» EXERCISE TASK:
The required output is a single number: how many lines of the material contain the string "Professionalism".

Collected data entries:
────────
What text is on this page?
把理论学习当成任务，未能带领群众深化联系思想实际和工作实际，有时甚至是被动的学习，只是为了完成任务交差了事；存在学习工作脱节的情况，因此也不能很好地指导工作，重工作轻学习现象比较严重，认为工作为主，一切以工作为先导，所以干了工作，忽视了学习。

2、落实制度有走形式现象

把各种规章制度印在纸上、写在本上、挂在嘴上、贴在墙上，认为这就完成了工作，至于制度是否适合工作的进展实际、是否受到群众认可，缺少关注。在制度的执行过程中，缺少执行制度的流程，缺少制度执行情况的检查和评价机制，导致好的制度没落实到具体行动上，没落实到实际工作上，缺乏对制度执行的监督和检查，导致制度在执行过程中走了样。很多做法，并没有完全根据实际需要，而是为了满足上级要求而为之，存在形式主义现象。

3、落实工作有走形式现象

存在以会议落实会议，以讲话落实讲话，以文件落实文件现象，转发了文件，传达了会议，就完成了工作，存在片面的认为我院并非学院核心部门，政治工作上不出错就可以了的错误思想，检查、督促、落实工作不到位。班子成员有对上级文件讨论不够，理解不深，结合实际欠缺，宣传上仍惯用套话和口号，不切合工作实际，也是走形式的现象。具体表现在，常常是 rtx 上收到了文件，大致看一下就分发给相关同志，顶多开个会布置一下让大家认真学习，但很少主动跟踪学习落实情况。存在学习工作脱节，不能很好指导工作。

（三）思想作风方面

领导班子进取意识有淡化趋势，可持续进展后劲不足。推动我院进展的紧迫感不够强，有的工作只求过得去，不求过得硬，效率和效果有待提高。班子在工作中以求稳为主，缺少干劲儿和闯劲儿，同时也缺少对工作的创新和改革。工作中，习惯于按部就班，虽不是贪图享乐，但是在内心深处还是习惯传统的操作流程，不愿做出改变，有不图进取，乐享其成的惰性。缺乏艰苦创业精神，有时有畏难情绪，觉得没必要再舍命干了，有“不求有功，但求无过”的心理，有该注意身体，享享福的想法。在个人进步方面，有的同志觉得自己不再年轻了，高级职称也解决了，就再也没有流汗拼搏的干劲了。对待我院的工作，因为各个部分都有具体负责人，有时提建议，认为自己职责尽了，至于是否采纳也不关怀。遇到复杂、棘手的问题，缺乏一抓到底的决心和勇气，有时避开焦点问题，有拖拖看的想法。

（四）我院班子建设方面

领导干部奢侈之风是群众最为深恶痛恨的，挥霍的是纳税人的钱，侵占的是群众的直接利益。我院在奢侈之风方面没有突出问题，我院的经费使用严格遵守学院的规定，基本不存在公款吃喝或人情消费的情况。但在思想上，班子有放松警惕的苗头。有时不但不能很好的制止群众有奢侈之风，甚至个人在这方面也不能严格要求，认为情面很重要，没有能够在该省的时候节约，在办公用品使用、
────────
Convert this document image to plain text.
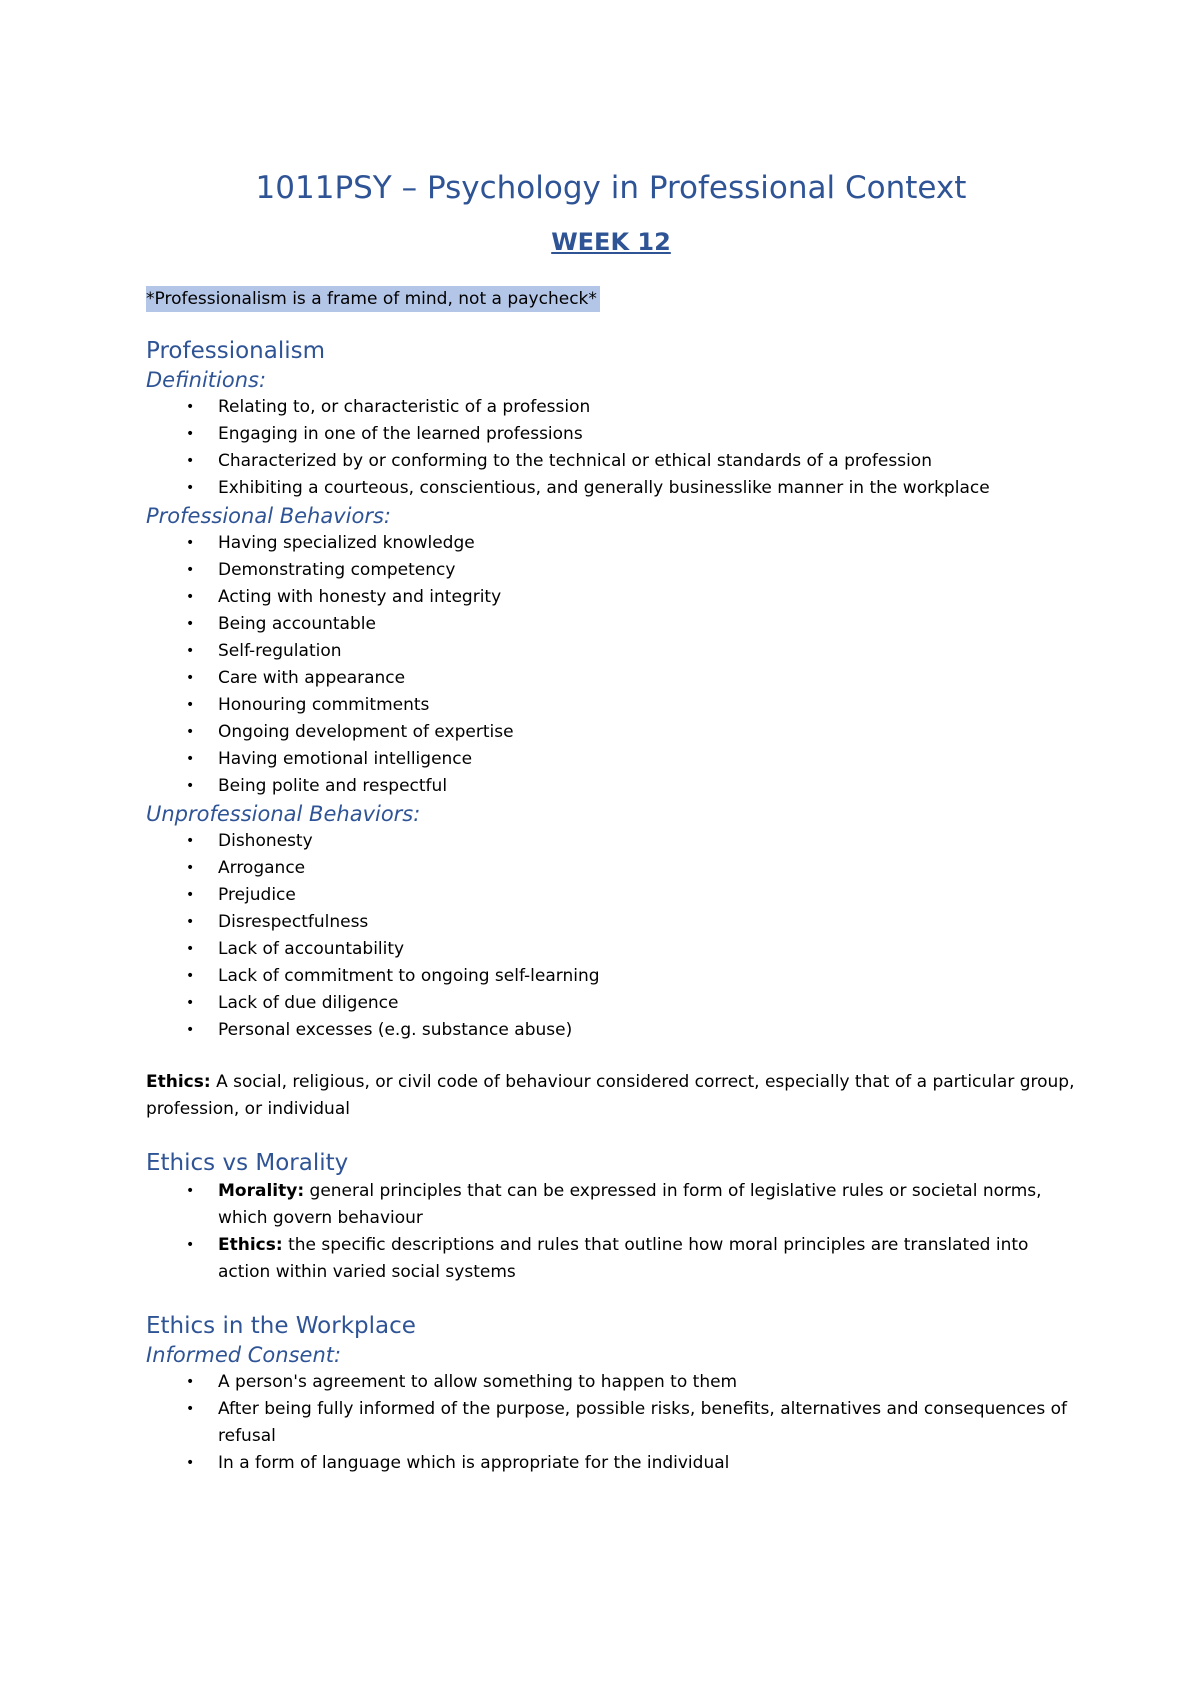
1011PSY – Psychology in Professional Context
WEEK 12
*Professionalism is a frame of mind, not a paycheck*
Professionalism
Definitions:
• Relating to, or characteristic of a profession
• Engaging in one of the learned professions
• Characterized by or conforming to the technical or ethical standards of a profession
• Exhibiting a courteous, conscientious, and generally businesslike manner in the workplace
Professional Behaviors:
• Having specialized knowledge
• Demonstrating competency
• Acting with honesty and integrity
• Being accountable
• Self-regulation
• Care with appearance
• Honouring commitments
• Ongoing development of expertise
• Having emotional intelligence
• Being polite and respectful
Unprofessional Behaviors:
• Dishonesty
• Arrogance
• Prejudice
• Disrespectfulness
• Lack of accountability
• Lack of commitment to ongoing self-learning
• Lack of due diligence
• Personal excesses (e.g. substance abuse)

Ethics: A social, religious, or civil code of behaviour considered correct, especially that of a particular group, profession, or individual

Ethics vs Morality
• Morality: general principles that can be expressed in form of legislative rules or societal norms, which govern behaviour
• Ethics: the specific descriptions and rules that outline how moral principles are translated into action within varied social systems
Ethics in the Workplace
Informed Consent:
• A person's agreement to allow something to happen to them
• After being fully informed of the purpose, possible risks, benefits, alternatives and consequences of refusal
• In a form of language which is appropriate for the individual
────────
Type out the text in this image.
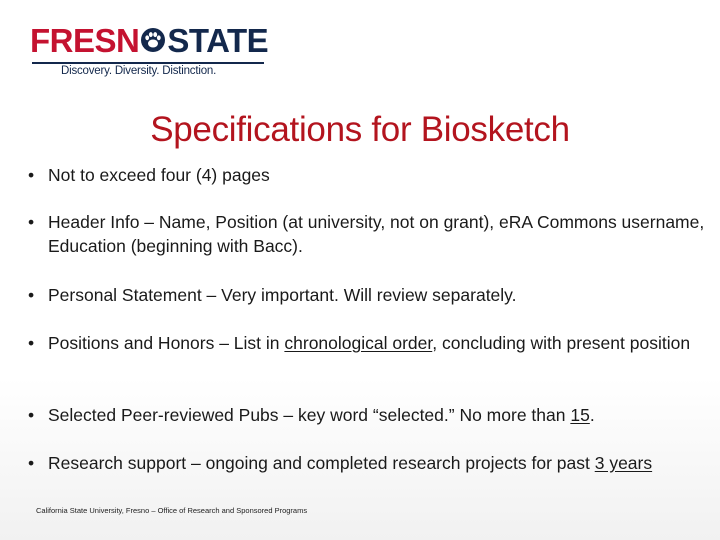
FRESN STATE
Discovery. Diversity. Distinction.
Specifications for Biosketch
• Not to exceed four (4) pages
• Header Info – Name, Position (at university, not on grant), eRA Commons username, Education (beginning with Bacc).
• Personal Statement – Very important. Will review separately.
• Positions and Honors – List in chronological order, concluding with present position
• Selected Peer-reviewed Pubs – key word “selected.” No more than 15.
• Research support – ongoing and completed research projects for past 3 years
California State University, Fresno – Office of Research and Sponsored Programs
────────
» SOLUTION:
2